* _Data to use_:
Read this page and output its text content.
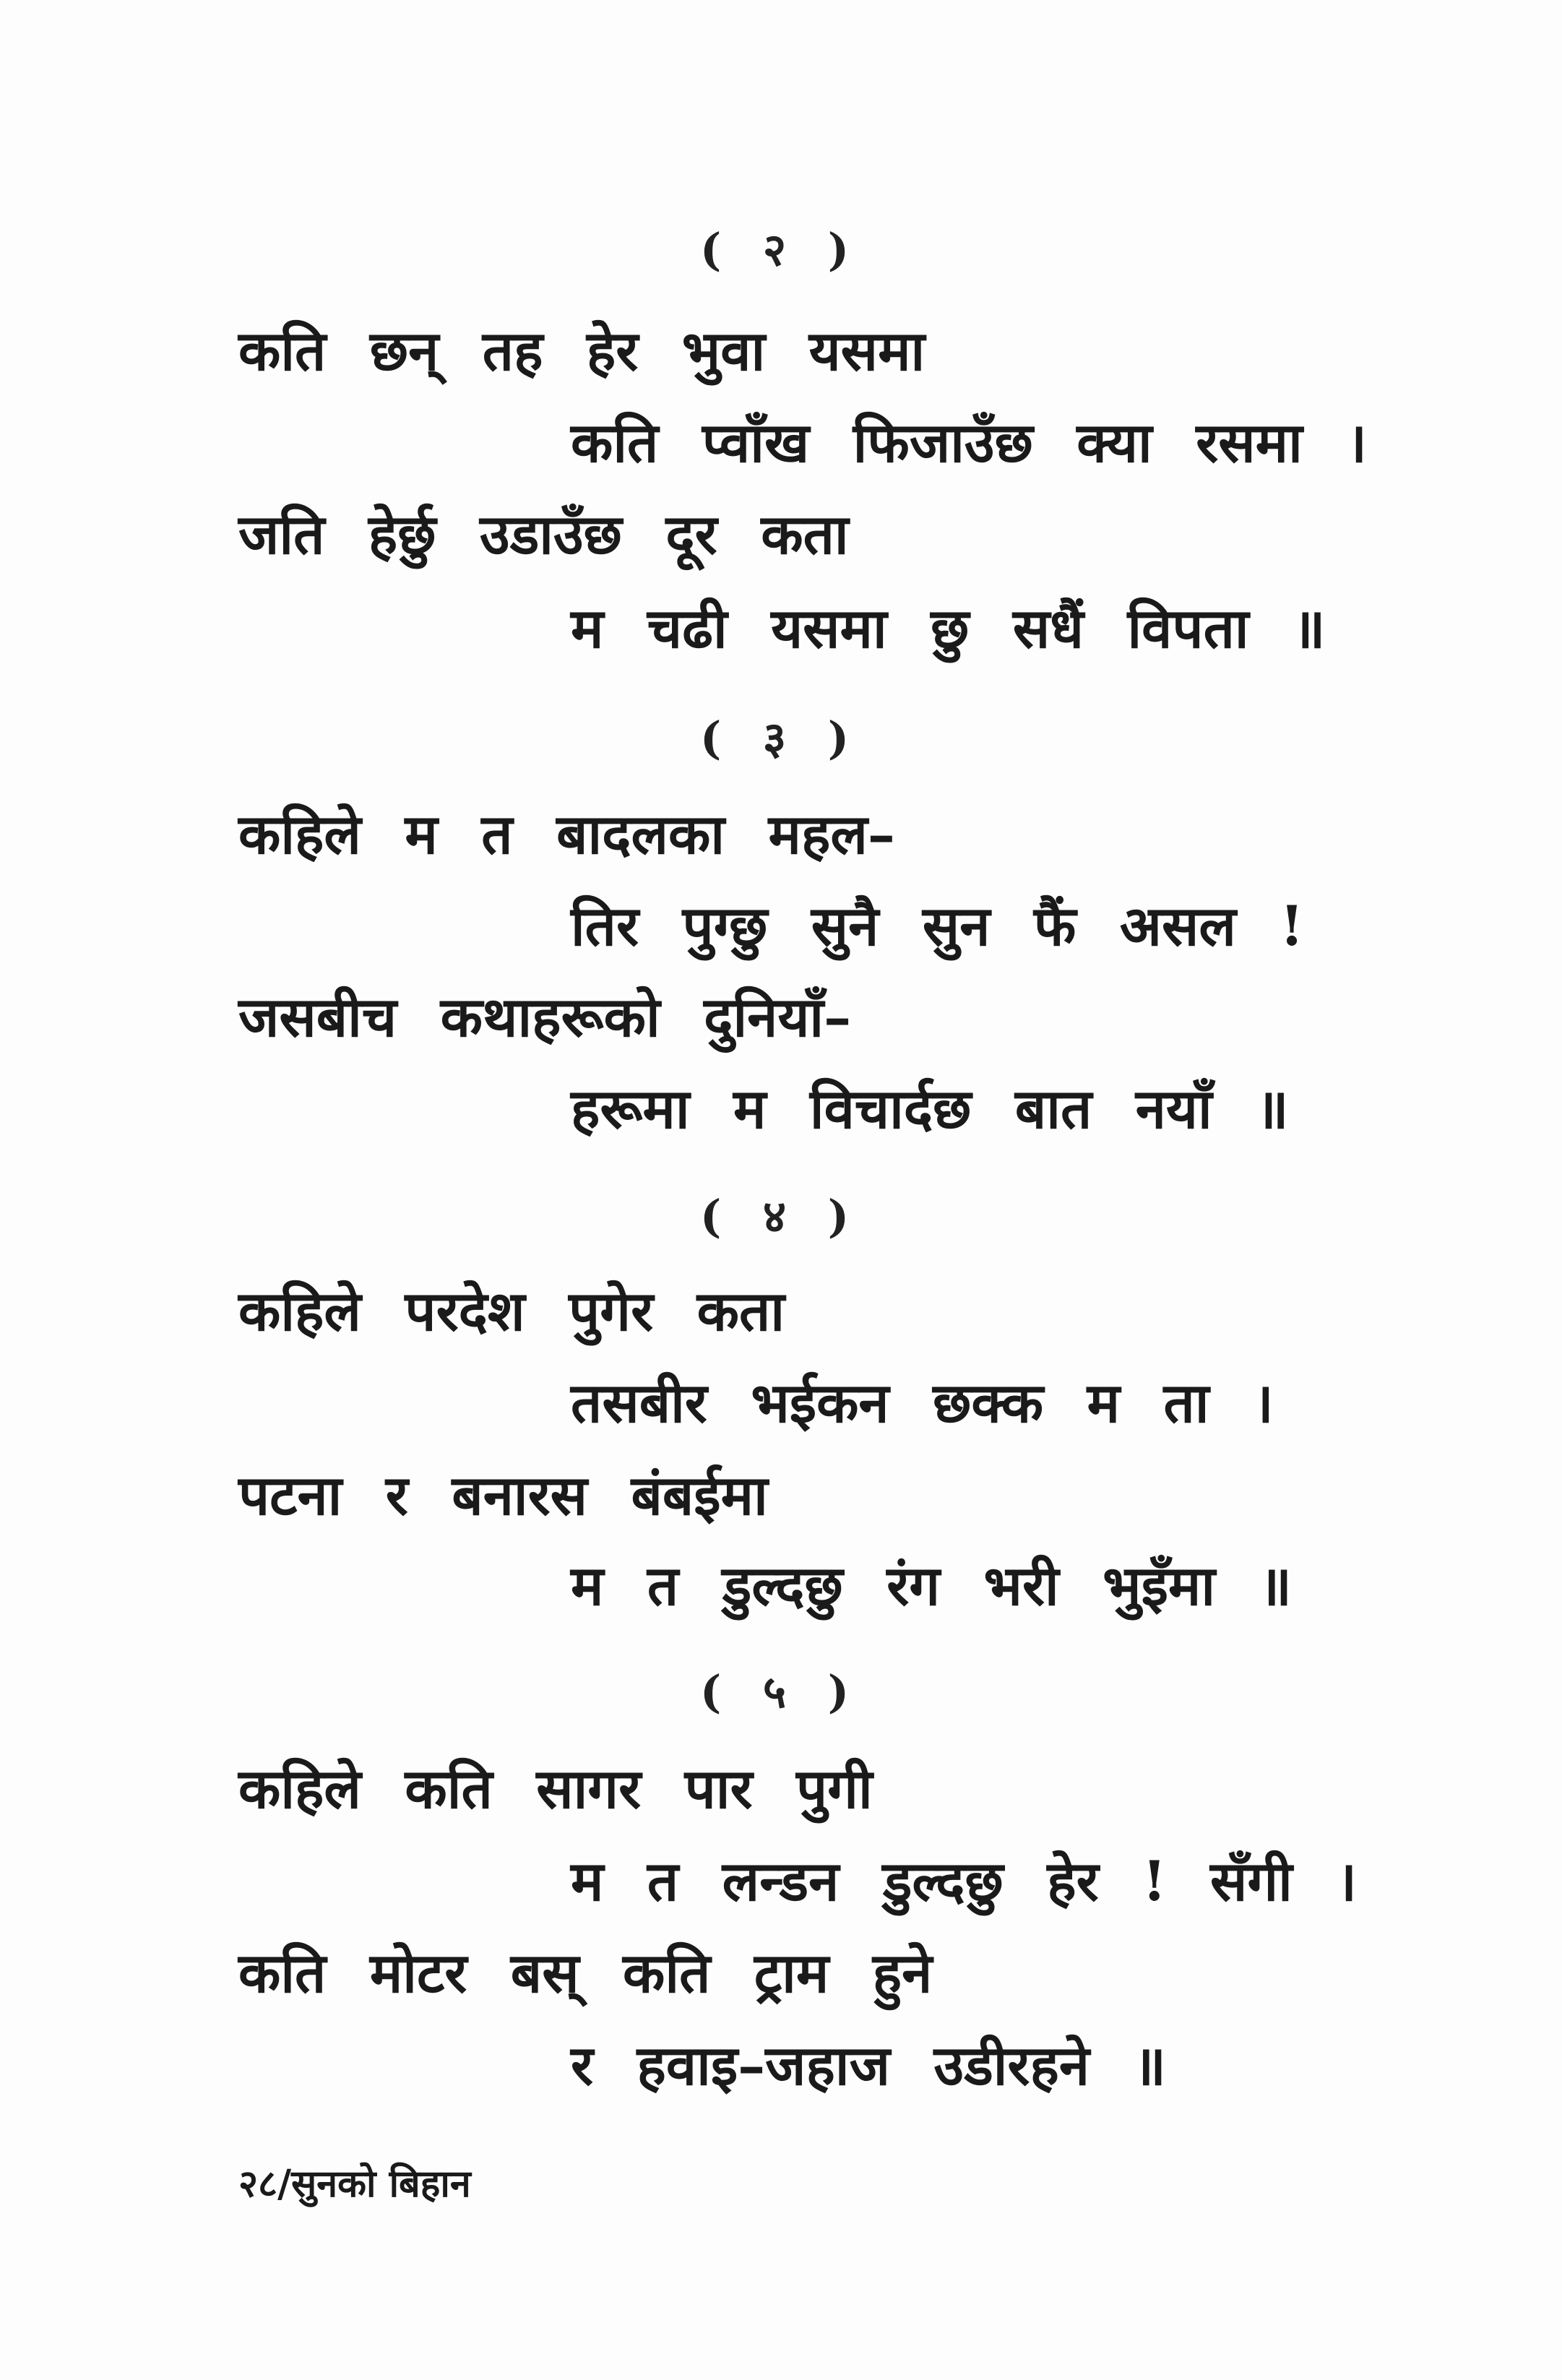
( २ )
कति छन् तह हेर भुवा यसमा
कति प्वाँख फिजाउँछ क्या रसमा ।
जति हेर्छु उडाउँछ दूर कता
म चढी यसमा छु सधैं विपता ॥
( ३ )
कहिले म त बादलका महल–
तिर पुग्छु सुनै सुन फैं असल !
जसबीच कथाहरूको दुनियाँ–
हरूमा म विचार्दछ बात नयाँ ॥
( ४ )
कहिले परदेश पुगेर कता
तसबीर भईकन छक्क म ता ।
पटना र बनारस बंबईमा
म त डुल्दछु रंग भरी भुइँमा ॥
( ५ )
कहिले कति सागर पार पुगी
म त लन्डन डुल्दछु हेर ! सँगी ।
कति मोटर बस् कति ट्राम हुने
र हवाइ–जहाज उडीरहने ॥
२८/सुनको बिहान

* _What is expected_: In your copy of the records, include no pictures; repeat everything else exactly.

* _Complete response_:
Read this page and output its text content.
( २ )
कति छन् तह हेर भुवा यसमा
कति प्वाँख फिजाउँछ क्या रसमा ।
जति हेर्छु उडाउँछ दूर कता
म चढी यसमा छु सधैं विपता ॥
( ३ )
कहिले म त बादलका महल–
तिर पुग्छु सुनै सुन फैं असल !
जसबीच कथाहरूको दुनियाँ–
हरूमा म विचार्दछ बात नयाँ ॥
( ४ )
कहिले परदेश पुगेर कता
तसबीर भईकन छक्क म ता ।
पटना र बनारस बंबईमा
म त डुल्दछु रंग भरी भुइँमा ॥
( ५ )
कहिले कति सागर पार पुगी
म त लन्डन डुल्दछु हेर ! सँगी ।
कति मोटर बस् कति ट्राम हुने
र हवाइ–जहाज उडीरहने ॥
२८/सुनको बिहान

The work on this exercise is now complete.